Problem to work on — Transcribe all of the records word for word, but omit the pictures.

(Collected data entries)
** Begin **
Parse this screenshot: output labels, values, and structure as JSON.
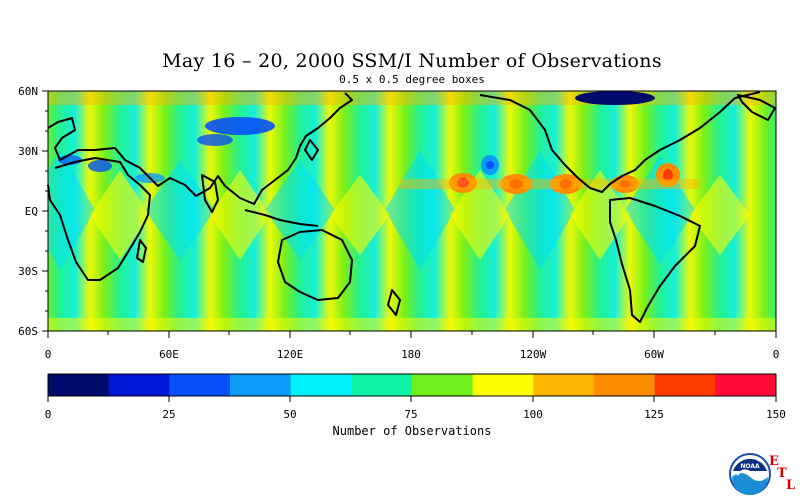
{
  "title": "May 16 – 20, 2000 SSM/I Number of Observations",
  "subtitle": "0.5 x 0.5 degree boxes",
  "map": {
    "lat_labels": [
      "60N",
      "30N",
      "EQ",
      "30S",
      "60S"
    ],
    "lon_labels": [
      "0",
      "60E",
      "120E",
      "180",
      "120W",
      "60W",
      "0"
    ]
  },
  "colorbar": {
    "title": "Number of Observations",
    "tick_labels": [
      "0",
      "25",
      "50",
      "75",
      "100",
      "125",
      "150"
    ],
    "colors": [
      "#000a6b",
      "#0016d6",
      "#0850f8",
      "#0a9cf7",
      "#00f1f9",
      "#10f2a6",
      "#70f01a",
      "#fdfb00",
      "#fdb500",
      "#fd8c00",
      "#fd3a00",
      "#fd0a36"
    ]
  },
  "logo": {
    "text": "NOAA",
    "letters": [
      "E",
      "T",
      "L"
    ]
  }
}
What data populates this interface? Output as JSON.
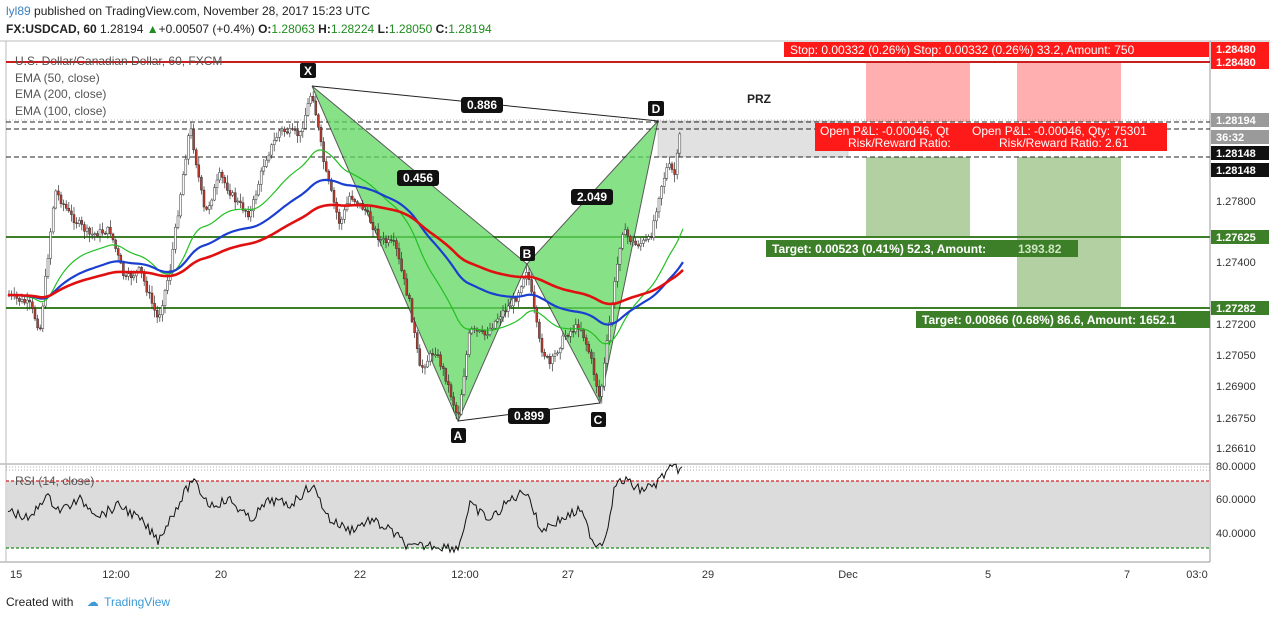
{
  "header": {
    "author": "lyl89",
    "published": "published on TradingView.com, November 28, 2017 15:23 UTC",
    "symbol": "FX:USDCAD, 60",
    "price": "1.28194",
    "change": "+0.00507 (+0.4%)",
    "o_label": "O:",
    "o_value": "1.28063",
    "h_label": "H:",
    "h_value": "1.28224",
    "l_label": "L:",
    "l_value": "1.28050",
    "c_label": "C:",
    "c_value": "1.28194"
  },
  "legend": {
    "instrument": "U.S. Dollar/Canadian Dollar, 60, FXCM",
    "ema50": "EMA (50, close)",
    "ema200": "EMA (200, close)",
    "ema100": "EMA (100, close)",
    "rsi": "RSI (14, close)"
  },
  "colors": {
    "ema50": "#22c022",
    "ema100": "#1a3fd0",
    "ema200": "#e01010",
    "pattern_fill": "#5fd85f",
    "stop_red": "#ff1a1a",
    "target_green": "#3d7f29",
    "up_candle": "#ffffff",
    "down_candle": "#c0392b"
  },
  "annotations": {
    "stop_label": "Stop: 0.00332 (0.26%)  Stop: 0.00332 (0.26%) 33.2, Amount: 750",
    "prz": "PRZ",
    "pnl_left_1": "Open P&L: -0.00046, Qt",
    "pnl_left_2": "Risk/Reward Ratio:",
    "pnl_right_1": "Open P&L: -0.00046, Qty: 75301",
    "pnl_right_2": "Risk/Reward Ratio: 2.61",
    "target1_prefix": "Target: 0.00523 (0.41%) 52.3, Amount:",
    "target1_amount": "1393.82",
    "target2": "Target: 0.00866 (0.68%) 86.6, Amount: 1652.1",
    "ratio_xd": "0.886",
    "ratio_xb": "0.456",
    "ratio_bd": "2.049",
    "ratio_ac": "0.899",
    "pt_x": "X",
    "pt_a": "A",
    "pt_b": "B",
    "pt_c": "C",
    "pt_d": "D"
  },
  "price_axis": {
    "ticks": [
      "1.27800",
      "1.27400",
      "1.27200",
      "1.27050",
      "1.26900",
      "1.26750",
      "1.26610"
    ],
    "markers": [
      {
        "label": "1.28480",
        "kind": "red"
      },
      {
        "label": "1.28480",
        "kind": "red"
      },
      {
        "label": "1.28194",
        "kind": "grey"
      },
      {
        "label": "36:32",
        "kind": "grey"
      },
      {
        "label": "1.28148",
        "kind": "black"
      },
      {
        "label": "1.28148",
        "kind": "black"
      },
      {
        "label": "1.27625",
        "kind": "green"
      },
      {
        "label": "1.27282",
        "kind": "green"
      }
    ]
  },
  "rsi_axis": {
    "ticks": [
      "80.0000",
      "60.0000",
      "40.0000"
    ]
  },
  "time_axis": {
    "ticks": [
      "15",
      "12:00",
      "20",
      "22",
      "12:00",
      "27",
      "29",
      "Dec",
      "5",
      "7",
      "03:0"
    ]
  },
  "footer": {
    "created_with": "Created with",
    "brand": "TradingView"
  },
  "chart_data": {
    "type": "candlestick",
    "title": "U.S. Dollar/Canadian Dollar, 60, FXCM",
    "series": [
      {
        "name": "EMA (50, close)",
        "color": "#22c022"
      },
      {
        "name": "EMA (200, close)",
        "color": "#e01010"
      },
      {
        "name": "EMA (100, close)",
        "color": "#1a3fd0"
      }
    ],
    "pattern": {
      "points": [
        {
          "label": "X",
          "price": 1.2846
        },
        {
          "label": "A",
          "price": 1.2673
        },
        {
          "label": "B",
          "price": 1.2748
        },
        {
          "label": "C",
          "price": 1.2682
        },
        {
          "label": "D",
          "price": 1.2818
        }
      ],
      "ratios": {
        "XD": 0.886,
        "XB": 0.456,
        "BD": 2.049,
        "AC": 0.899
      }
    },
    "levels": {
      "stop": 1.2848,
      "entry": 1.28148,
      "last": 1.28194,
      "target1": 1.27625,
      "target2": 1.27282
    },
    "ylim": [
      1.2655,
      1.286
    ],
    "rsi": {
      "name": "RSI (14, close)",
      "overbought": 70,
      "oversold": 30,
      "ylim": [
        20,
        85
      ]
    }
  }
}
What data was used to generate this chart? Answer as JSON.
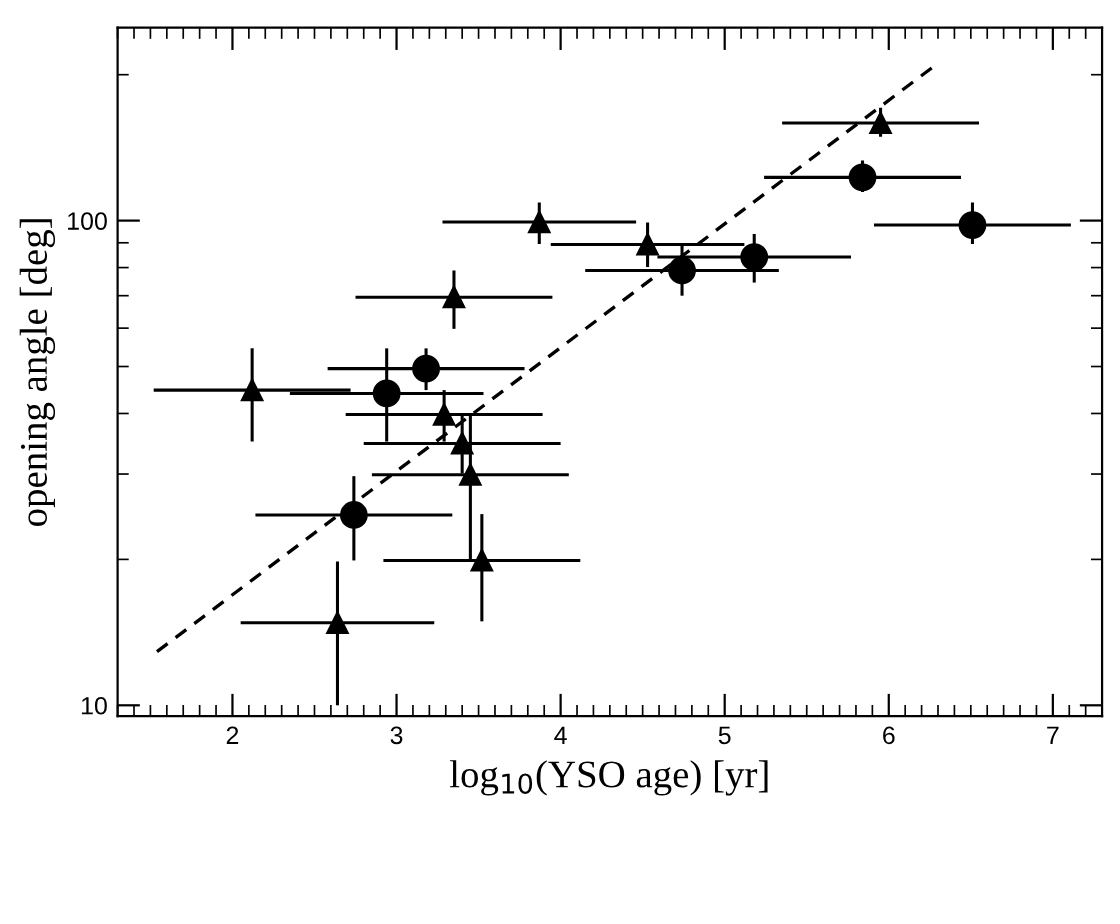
{
  "chart_data": {
    "type": "scatter",
    "xlabel": "log$_{10}$(YSO age) [yr]",
    "ylabel": "opening angle [deg]",
    "xlim": [
      1.3,
      7.3
    ],
    "xticks": [
      2,
      3,
      4,
      5,
      6,
      7
    ],
    "ylim": [
      9.5,
      250
    ],
    "yticks": [
      10,
      100
    ],
    "log": "y",
    "grid": false,
    "series": [
      {
        "marker": "triangle",
        "color": "#000000",
        "x": [
          2.12,
          3.35,
          3.87,
          3.29,
          3.4,
          3.45,
          3.52,
          2.64,
          4.53,
          5.95
        ],
        "values": [
          44.7,
          69.5,
          99.3,
          39.8,
          34.7,
          29.9,
          19.9,
          14.8,
          89.3,
          159
        ],
        "xerrors": [
          0.6,
          0.6,
          0.59,
          0.6,
          0.6,
          0.6,
          0.6,
          0.59,
          0.59,
          0.6
        ],
        "errors": [
          [
            35.0,
            54.5
          ],
          [
            59.8,
            78.9
          ],
          [
            89.5,
            109
          ],
          [
            35.0,
            44.7
          ],
          [
            30.1,
            39.8
          ],
          [
            20.0,
            39.8
          ],
          [
            14.9,
            24.8
          ],
          [
            10.0,
            19.8
          ],
          [
            80.2,
            99.1
          ],
          [
            149,
            171
          ]
        ]
      },
      {
        "marker": "circle",
        "color": "#000000",
        "x": [
          2.94,
          3.18,
          2.74,
          4.74,
          5.18,
          5.84,
          6.51
        ],
        "values": [
          44.0,
          49.5,
          24.7,
          78.9,
          84.1,
          122.8,
          97.9
        ],
        "xerrors": [
          0.59,
          0.6,
          0.6,
          0.59,
          0.59,
          0.6,
          0.6
        ],
        "errors": [
          [
            35.0,
            54.5
          ],
          [
            44.7,
            54.5
          ],
          [
            19.9,
            29.7
          ],
          [
            70.0,
            88.7
          ],
          [
            74.5,
            93.8
          ],
          [
            114.5,
            133
          ],
          [
            89.5,
            109
          ]
        ]
      },
      {
        "type": "line",
        "line_style": "dashed",
        "marker": "none",
        "color": "#000000",
        "x": [
          1.54,
          6.29
        ],
        "values": [
          12.9,
          210
        ]
      }
    ]
  }
}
** End **
Answer for the task —
Parse this screenshot: output labels, values, and structure as JSON.
{
  "title": "May 16 – 20, 2000 SSM/I Number of Observations",
  "subtitle": "0.5 x 0.5 degree boxes",
  "map": {
    "lat_labels": [
      "60N",
      "30N",
      "EQ",
      "30S",
      "60S"
    ],
    "lon_labels": [
      "0",
      "60E",
      "120E",
      "180",
      "120W",
      "60W",
      "0"
    ]
  },
  "colorbar": {
    "title": "Number of Observations",
    "tick_labels": [
      "0",
      "25",
      "50",
      "75",
      "100",
      "125",
      "150"
    ],
    "colors": [
      "#000a6b",
      "#0016d6",
      "#0850f8",
      "#0a9cf7",
      "#00f1f9",
      "#10f2a6",
      "#70f01a",
      "#fdfb00",
      "#fdb500",
      "#fd8c00",
      "#fd3a00",
      "#fd0a36"
    ]
  },
  "logo": {
    "text": "NOAA",
    "letters": [
      "E",
      "T",
      "L"
    ]
  }
}
What data populates this interface? Output as JSON.
{
  "header": {
    "author": "lyl89",
    "published": "published on TradingView.com, November 28, 2017 15:23 UTC",
    "symbol": "FX:USDCAD, 60",
    "price": "1.28194",
    "change": "+0.00507 (+0.4%)",
    "o_label": "O:",
    "o_value": "1.28063",
    "h_label": "H:",
    "h_value": "1.28224",
    "l_label": "L:",
    "l_value": "1.28050",
    "c_label": "C:",
    "c_value": "1.28194"
  },
  "legend": {
    "instrument": "U.S. Dollar/Canadian Dollar, 60, FXCM",
    "ema50": "EMA (50, close)",
    "ema200": "EMA (200, close)",
    "ema100": "EMA (100, close)",
    "rsi": "RSI (14, close)"
  },
  "colors": {
    "ema50": "#22c022",
    "ema100": "#1a3fd0",
    "ema200": "#e01010",
    "pattern_fill": "#5fd85f",
    "stop_red": "#ff1a1a",
    "target_green": "#3d7f29",
    "up_candle": "#ffffff",
    "down_candle": "#c0392b"
  },
  "annotations": {
    "stop_label": "Stop: 0.00332 (0.26%)  Stop: 0.00332 (0.26%) 33.2, Amount: 750",
    "prz": "PRZ",
    "pnl_left_1": "Open P&L: -0.00046, Qt",
    "pnl_left_2": "Risk/Reward Ratio:",
    "pnl_right_1": "Open P&L: -0.00046, Qty: 75301",
    "pnl_right_2": "Risk/Reward Ratio: 2.61",
    "target1_prefix": "Target: 0.00523 (0.41%) 52.3, Amount:",
    "target1_amount": "1393.82",
    "target2": "Target: 0.00866 (0.68%) 86.6, Amount: 1652.1",
    "ratio_xd": "0.886",
    "ratio_xb": "0.456",
    "ratio_bd": "2.049",
    "ratio_ac": "0.899",
    "pt_x": "X",
    "pt_a": "A",
    "pt_b": "B",
    "pt_c": "C",
    "pt_d": "D"
  },
  "price_axis": {
    "ticks": [
      "1.27800",
      "1.27400",
      "1.27200",
      "1.27050",
      "1.26900",
      "1.26750",
      "1.26610"
    ],
    "markers": [
      {
        "label": "1.28480",
        "kind": "red"
      },
      {
        "label": "1.28480",
        "kind": "red"
      },
      {
        "label": "1.28194",
        "kind": "grey"
      },
      {
        "label": "36:32",
        "kind": "grey"
      },
      {
        "label": "1.28148",
        "kind": "black"
      },
      {
        "label": "1.28148",
        "kind": "black"
      },
      {
        "label": "1.27625",
        "kind": "green"
      },
      {
        "label": "1.27282",
        "kind": "green"
      }
    ]
  },
  "rsi_axis": {
    "ticks": [
      "80.0000",
      "60.0000",
      "40.0000"
    ]
  },
  "time_axis": {
    "ticks": [
      "15",
      "12:00",
      "20",
      "22",
      "12:00",
      "27",
      "29",
      "Dec",
      "5",
      "7",
      "03:0"
    ]
  },
  "footer": {
    "created_with": "Created with",
    "brand": "TradingView"
  },
  "chart_data": {
    "type": "candlestick",
    "title": "U.S. Dollar/Canadian Dollar, 60, FXCM",
    "series": [
      {
        "name": "EMA (50, close)",
        "color": "#22c022"
      },
      {
        "name": "EMA (200, close)",
        "color": "#e01010"
      },
      {
        "name": "EMA (100, close)",
        "color": "#1a3fd0"
      }
    ],
    "pattern": {
      "points": [
        {
          "label": "X",
          "price": 1.2846
        },
        {
          "label": "A",
          "price": 1.2673
        },
        {
          "label": "B",
          "price": 1.2748
        },
        {
          "label": "C",
          "price": 1.2682
        },
        {
          "label": "D",
          "price": 1.2818
        }
      ],
      "ratios": {
        "XD": 0.886,
        "XB": 0.456,
        "BD": 2.049,
        "AC": 0.899
      }
    },
    "levels": {
      "stop": 1.2848,
      "entry": 1.28148,
      "last": 1.28194,
      "target1": 1.27625,
      "target2": 1.27282
    },
    "ylim": [
      1.2655,
      1.286
    ],
    "rsi": {
      "name": "RSI (14, close)",
      "overbought": 70,
      "oversold": 30,
      "ylim": [
        20,
        85
      ]
    }
  }
}
What data was used to generate this chart? Answer as JSON.
{
  "chart_data": {
    "type": "scatter",
    "xlabel": "log$_{10}$(YSO age) [yr]",
    "ylabel": "opening angle [deg]",
    "xlim": [
      1.3,
      7.3
    ],
    "xticks": [
      2,
      3,
      4,
      5,
      6,
      7
    ],
    "ylim": [
      9.5,
      250
    ],
    "yticks": [
      10,
      100
    ],
    "log": "y",
    "grid": false,
    "series": [
      {
        "marker": "triangle",
        "color": "#000000",
        "x": [
          2.12,
          3.35,
          3.87,
          3.29,
          3.4,
          3.45,
          3.52,
          2.64,
          4.53,
          5.95
        ],
        "values": [
          44.7,
          69.5,
          99.3,
          39.8,
          34.7,
          29.9,
          19.9,
          14.8,
          89.3,
          159
        ],
        "xerrors": [
          0.6,
          0.6,
          0.59,
          0.6,
          0.6,
          0.6,
          0.6,
          0.59,
          0.59,
          0.6
        ],
        "errors": [
          [
            35.0,
            54.5
          ],
          [
            59.8,
            78.9
          ],
          [
            89.5,
            109
          ],
          [
            35.0,
            44.7
          ],
          [
            30.1,
            39.8
          ],
          [
            20.0,
            39.8
          ],
          [
            14.9,
            24.8
          ],
          [
            10.0,
            19.8
          ],
          [
            80.2,
            99.1
          ],
          [
            149,
            171
          ]
        ]
      },
      {
        "marker": "circle",
        "color": "#000000",
        "x": [
          2.94,
          3.18,
          2.74,
          4.74,
          5.18,
          5.84,
          6.51
        ],
        "values": [
          44.0,
          49.5,
          24.7,
          78.9,
          84.1,
          122.8,
          97.9
        ],
        "xerrors": [
          0.59,
          0.6,
          0.6,
          0.59,
          0.59,
          0.6,
          0.6
        ],
        "errors": [
          [
            35.0,
            54.5
          ],
          [
            44.7,
            54.5
          ],
          [
            19.9,
            29.7
          ],
          [
            70.0,
            88.7
          ],
          [
            74.5,
            93.8
          ],
          [
            114.5,
            133
          ],
          [
            89.5,
            109
          ]
        ]
      },
      {
        "type": "line",
        "line_style": "dashed",
        "marker": "none",
        "color": "#000000",
        "x": [
          1.54,
          6.29
        ],
        "values": [
          12.9,
          210
        ]
      }
    ]
  }
}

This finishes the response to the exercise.